Structured figure records

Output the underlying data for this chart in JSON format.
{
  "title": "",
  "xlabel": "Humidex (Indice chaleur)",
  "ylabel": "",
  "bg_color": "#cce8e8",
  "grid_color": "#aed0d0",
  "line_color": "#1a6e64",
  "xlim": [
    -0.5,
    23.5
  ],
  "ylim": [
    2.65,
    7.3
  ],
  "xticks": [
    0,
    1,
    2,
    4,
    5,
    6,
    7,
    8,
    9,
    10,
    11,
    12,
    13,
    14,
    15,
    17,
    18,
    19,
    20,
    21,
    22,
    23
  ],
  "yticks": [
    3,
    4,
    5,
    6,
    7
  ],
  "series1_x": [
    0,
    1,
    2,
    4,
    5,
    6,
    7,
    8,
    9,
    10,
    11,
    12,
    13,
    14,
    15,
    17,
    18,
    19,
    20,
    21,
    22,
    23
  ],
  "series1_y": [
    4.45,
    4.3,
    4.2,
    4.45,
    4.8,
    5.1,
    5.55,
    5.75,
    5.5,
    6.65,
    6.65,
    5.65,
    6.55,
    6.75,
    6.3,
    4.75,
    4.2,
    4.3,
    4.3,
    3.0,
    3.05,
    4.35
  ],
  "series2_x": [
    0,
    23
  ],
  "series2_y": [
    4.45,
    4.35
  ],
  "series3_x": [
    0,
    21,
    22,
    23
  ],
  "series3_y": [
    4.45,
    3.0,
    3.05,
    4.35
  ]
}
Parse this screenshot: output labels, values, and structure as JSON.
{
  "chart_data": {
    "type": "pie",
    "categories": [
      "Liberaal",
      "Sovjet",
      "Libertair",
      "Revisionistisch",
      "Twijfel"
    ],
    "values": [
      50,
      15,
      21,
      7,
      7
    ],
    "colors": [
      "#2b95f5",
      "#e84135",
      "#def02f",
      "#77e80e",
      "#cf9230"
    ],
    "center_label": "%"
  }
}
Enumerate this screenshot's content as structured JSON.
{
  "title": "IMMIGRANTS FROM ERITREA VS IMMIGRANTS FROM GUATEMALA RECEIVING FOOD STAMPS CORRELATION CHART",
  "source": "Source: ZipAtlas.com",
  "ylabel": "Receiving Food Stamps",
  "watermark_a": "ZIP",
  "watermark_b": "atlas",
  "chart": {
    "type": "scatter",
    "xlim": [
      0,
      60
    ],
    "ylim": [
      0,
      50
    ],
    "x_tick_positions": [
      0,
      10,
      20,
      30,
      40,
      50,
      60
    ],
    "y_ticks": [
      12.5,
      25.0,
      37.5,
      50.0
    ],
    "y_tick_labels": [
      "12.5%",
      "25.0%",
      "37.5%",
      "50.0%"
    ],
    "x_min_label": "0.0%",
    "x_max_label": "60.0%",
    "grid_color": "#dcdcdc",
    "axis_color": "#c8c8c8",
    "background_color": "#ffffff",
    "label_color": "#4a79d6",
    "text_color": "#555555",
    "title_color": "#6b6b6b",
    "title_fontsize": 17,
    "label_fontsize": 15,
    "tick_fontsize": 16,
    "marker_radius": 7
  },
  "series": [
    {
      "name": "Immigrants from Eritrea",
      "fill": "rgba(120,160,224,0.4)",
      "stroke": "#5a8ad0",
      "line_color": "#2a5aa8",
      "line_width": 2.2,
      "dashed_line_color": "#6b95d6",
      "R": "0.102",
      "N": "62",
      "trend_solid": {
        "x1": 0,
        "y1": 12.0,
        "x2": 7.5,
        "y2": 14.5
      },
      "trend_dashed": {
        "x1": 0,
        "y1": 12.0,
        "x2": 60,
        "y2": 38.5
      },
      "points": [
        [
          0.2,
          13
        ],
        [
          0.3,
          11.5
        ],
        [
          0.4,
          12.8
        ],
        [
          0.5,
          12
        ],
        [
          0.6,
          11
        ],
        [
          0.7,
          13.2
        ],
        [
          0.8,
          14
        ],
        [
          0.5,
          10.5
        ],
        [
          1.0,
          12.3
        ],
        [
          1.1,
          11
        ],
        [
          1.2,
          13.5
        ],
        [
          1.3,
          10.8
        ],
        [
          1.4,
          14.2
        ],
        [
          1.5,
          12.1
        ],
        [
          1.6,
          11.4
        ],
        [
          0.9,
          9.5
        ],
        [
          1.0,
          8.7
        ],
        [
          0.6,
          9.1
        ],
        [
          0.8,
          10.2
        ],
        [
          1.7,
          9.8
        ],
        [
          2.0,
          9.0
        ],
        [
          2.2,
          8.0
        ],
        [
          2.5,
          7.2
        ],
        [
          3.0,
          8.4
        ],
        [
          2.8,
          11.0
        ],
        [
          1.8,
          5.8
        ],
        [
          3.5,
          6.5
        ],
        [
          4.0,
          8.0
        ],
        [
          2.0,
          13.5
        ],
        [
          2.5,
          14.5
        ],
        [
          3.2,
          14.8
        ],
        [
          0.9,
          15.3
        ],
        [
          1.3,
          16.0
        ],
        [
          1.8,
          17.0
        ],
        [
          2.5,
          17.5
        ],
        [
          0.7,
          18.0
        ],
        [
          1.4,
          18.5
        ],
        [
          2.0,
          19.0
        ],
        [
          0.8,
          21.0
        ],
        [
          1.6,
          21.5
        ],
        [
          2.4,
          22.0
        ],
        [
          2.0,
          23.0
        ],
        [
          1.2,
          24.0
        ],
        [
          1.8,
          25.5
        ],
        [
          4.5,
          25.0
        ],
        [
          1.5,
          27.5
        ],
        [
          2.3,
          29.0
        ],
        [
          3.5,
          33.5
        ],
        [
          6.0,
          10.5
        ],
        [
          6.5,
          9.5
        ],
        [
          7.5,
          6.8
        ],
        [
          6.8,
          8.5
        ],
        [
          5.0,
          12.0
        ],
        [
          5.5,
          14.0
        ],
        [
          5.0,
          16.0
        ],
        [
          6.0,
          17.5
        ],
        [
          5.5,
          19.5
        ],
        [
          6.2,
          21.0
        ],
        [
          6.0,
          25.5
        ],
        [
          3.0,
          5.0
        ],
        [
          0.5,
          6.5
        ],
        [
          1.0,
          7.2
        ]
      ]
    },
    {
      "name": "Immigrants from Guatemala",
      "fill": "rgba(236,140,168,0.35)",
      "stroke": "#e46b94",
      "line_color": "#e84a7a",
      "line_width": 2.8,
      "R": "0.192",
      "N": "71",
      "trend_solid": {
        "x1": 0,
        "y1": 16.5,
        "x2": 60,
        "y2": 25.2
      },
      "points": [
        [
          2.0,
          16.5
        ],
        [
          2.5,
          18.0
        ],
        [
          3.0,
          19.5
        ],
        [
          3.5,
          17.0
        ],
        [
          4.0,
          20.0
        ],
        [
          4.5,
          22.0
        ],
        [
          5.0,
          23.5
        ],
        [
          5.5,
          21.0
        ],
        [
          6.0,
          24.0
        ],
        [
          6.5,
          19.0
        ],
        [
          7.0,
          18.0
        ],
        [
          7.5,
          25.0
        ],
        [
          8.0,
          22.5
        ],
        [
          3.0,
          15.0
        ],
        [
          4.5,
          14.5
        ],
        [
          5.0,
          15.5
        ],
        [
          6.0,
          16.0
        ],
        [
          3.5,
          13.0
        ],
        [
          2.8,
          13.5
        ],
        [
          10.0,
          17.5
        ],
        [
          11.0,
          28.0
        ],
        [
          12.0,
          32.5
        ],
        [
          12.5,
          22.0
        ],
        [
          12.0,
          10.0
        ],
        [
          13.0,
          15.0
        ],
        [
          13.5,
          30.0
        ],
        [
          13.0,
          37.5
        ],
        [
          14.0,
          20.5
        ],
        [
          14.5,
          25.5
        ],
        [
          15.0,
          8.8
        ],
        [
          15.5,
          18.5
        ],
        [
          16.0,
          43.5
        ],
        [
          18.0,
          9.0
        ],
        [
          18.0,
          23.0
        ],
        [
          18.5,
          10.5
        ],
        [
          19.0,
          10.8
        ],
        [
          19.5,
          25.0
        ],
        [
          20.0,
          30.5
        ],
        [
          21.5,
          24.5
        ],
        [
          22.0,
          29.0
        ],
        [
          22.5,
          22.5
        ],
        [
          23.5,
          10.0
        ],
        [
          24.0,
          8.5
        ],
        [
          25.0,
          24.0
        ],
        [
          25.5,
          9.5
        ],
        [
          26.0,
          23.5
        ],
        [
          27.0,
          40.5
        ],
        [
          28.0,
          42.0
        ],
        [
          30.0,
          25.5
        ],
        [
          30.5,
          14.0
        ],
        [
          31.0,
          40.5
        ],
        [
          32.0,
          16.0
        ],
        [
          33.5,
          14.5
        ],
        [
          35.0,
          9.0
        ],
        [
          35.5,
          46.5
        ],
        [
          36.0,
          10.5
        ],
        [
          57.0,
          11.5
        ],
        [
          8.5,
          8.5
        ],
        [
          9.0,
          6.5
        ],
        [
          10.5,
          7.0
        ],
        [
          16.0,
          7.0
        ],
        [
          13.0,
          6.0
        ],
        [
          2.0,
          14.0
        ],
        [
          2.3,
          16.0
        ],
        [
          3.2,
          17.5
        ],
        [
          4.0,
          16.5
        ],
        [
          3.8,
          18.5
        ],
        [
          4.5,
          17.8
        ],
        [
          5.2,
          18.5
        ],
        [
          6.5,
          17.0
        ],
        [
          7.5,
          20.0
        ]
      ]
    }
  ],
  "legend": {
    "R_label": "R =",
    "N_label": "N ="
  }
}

- _Task description_
Go through the records. Copy each line where "values" appears.

- _Task result_
Parse this screenshot: output labels, values, and structure as JSON.
    "values": [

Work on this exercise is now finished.